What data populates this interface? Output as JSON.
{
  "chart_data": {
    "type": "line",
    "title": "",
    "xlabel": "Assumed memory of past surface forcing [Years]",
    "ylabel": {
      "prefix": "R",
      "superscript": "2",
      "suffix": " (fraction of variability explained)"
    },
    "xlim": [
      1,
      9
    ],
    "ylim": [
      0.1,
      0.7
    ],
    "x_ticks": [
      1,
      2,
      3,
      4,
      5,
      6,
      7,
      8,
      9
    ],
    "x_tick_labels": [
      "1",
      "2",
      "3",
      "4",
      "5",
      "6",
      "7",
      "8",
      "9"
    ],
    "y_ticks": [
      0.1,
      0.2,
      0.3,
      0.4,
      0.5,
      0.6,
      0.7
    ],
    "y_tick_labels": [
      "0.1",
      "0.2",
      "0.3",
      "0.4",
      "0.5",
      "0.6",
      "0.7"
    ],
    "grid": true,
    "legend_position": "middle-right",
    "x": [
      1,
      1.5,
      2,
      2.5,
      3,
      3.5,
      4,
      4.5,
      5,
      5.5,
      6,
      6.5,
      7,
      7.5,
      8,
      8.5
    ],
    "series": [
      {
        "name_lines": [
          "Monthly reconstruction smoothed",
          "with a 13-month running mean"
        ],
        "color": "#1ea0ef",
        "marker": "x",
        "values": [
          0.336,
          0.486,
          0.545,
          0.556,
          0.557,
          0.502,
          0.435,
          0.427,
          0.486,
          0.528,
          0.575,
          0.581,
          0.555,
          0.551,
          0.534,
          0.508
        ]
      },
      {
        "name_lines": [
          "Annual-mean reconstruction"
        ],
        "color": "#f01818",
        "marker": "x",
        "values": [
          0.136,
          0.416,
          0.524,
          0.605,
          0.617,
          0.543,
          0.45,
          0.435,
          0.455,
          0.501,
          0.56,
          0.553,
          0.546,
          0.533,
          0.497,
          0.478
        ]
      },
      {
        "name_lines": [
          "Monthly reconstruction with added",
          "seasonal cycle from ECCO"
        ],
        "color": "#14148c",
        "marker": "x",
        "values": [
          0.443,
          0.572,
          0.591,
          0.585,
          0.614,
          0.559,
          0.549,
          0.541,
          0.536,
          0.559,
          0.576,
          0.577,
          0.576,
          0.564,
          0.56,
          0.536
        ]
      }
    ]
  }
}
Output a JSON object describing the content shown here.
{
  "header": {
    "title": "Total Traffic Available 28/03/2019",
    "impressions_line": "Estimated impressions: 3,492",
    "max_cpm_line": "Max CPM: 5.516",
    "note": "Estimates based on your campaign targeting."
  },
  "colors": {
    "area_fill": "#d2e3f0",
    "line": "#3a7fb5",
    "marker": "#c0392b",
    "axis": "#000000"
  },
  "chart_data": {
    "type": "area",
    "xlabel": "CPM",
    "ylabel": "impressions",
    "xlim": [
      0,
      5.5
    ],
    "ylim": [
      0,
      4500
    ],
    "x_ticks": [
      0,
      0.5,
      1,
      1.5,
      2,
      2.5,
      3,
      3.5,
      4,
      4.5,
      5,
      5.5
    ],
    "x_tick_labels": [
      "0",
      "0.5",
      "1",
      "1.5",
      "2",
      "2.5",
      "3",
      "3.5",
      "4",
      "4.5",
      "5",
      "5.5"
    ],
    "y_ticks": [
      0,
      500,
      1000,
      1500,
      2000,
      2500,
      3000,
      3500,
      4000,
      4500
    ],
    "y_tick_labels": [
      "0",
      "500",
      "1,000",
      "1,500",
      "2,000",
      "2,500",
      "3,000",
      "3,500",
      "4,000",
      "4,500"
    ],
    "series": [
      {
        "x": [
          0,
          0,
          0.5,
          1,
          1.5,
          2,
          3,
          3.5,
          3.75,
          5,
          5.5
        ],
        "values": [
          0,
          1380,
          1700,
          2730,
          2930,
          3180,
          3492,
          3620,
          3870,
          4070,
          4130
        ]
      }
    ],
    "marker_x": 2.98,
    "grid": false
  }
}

################

■ Task requirements:
Transcribe all entries exactly as they are given.

■ Answer for this exercise:
What data populates this interface? Output as JSON.
{
  "chart_data": {
    "type": "line",
    "title": "",
    "xlabel": "Assumed memory of past surface forcing [Years]",
    "ylabel": {
      "prefix": "R",
      "superscript": "2",
      "suffix": " (fraction of variability explained)"
    },
    "xlim": [
      1,
      9
    ],
    "ylim": [
      0.1,
      0.7
    ],
    "x_ticks": [
      1,
      2,
      3,
      4,
      5,
      6,
      7,
      8,
      9
    ],
    "x_tick_labels": [
      "1",
      "2",
      "3",
      "4",
      "5",
      "6",
      "7",
      "8",
      "9"
    ],
    "y_ticks": [
      0.1,
      0.2,
      0.3,
      0.4,
      0.5,
      0.6,
      0.7
    ],
    "y_tick_labels": [
      "0.1",
      "0.2",
      "0.3",
      "0.4",
      "0.5",
      "0.6",
      "0.7"
    ],
    "grid": true,
    "legend_position": "middle-right",
    "x": [
      1,
      1.5,
      2,
      2.5,
      3,
      3.5,
      4,
      4.5,
      5,
      5.5,
      6,
      6.5,
      7,
      7.5,
      8,
      8.5
    ],
    "series": [
      {
        "name_lines": [
          "Monthly reconstruction smoothed",
          "with a 13-month running mean"
        ],
        "color": "#1ea0ef",
        "marker": "x",
        "values": [
          0.336,
          0.486,
          0.545,
          0.556,
          0.557,
          0.502,
          0.435,
          0.427,
          0.486,
          0.528,
          0.575,
          0.581,
          0.555,
          0.551,
          0.534,
          0.508
        ]
      },
      {
        "name_lines": [
          "Annual-mean reconstruction"
        ],
        "color": "#f01818",
        "marker": "x",
        "values": [
          0.136,
          0.416,
          0.524,
          0.605,
          0.617,
          0.543,
          0.45,
          0.435,
          0.455,
          0.501,
          0.56,
          0.553,
          0.546,
          0.533,
          0.497,
          0.478
        ]
      },
      {
        "name_lines": [
          "Monthly reconstruction with added",
          "seasonal cycle from ECCO"
        ],
        "color": "#14148c",
        "marker": "x",
        "values": [
          0.443,
          0.572,
          0.591,
          0.585,
          0.614,
          0.559,
          0.549,
          0.541,
          0.536,
          0.559,
          0.576,
          0.577,
          0.576,
          0.564,
          0.56,
          0.536
        ]
      }
    ]
  }
}
Output a JSON object describing the content shown here.
{
  "header": {
    "title": "Total Traffic Available 28/03/2019",
    "impressions_line": "Estimated impressions: 3,492",
    "max_cpm_line": "Max CPM: 5.516",
    "note": "Estimates based on your campaign targeting."
  },
  "colors": {
    "area_fill": "#d2e3f0",
    "line": "#3a7fb5",
    "marker": "#c0392b",
    "axis": "#000000"
  },
  "chart_data": {
    "type": "area",
    "xlabel": "CPM",
    "ylabel": "impressions",
    "xlim": [
      0,
      5.5
    ],
    "ylim": [
      0,
      4500
    ],
    "x_ticks": [
      0,
      0.5,
      1,
      1.5,
      2,
      2.5,
      3,
      3.5,
      4,
      4.5,
      5,
      5.5
    ],
    "x_tick_labels": [
      "0",
      "0.5",
      "1",
      "1.5",
      "2",
      "2.5",
      "3",
      "3.5",
      "4",
      "4.5",
      "5",
      "5.5"
    ],
    "y_ticks": [
      0,
      500,
      1000,
      1500,
      2000,
      2500,
      3000,
      3500,
      4000,
      4500
    ],
    "y_tick_labels": [
      "0",
      "500",
      "1,000",
      "1,500",
      "2,000",
      "2,500",
      "3,000",
      "3,500",
      "4,000",
      "4,500"
    ],
    "series": [
      {
        "x": [
          0,
          0,
          0.5,
          1,
          1.5,
          2,
          3,
          3.5,
          3.75,
          5,
          5.5
        ],
        "values": [
          0,
          1380,
          1700,
          2730,
          2930,
          3180,
          3492,
          3620,
          3870,
          4070,
          4130
        ]
      }
    ],
    "marker_x": 2.98,
    "grid": false
  }
}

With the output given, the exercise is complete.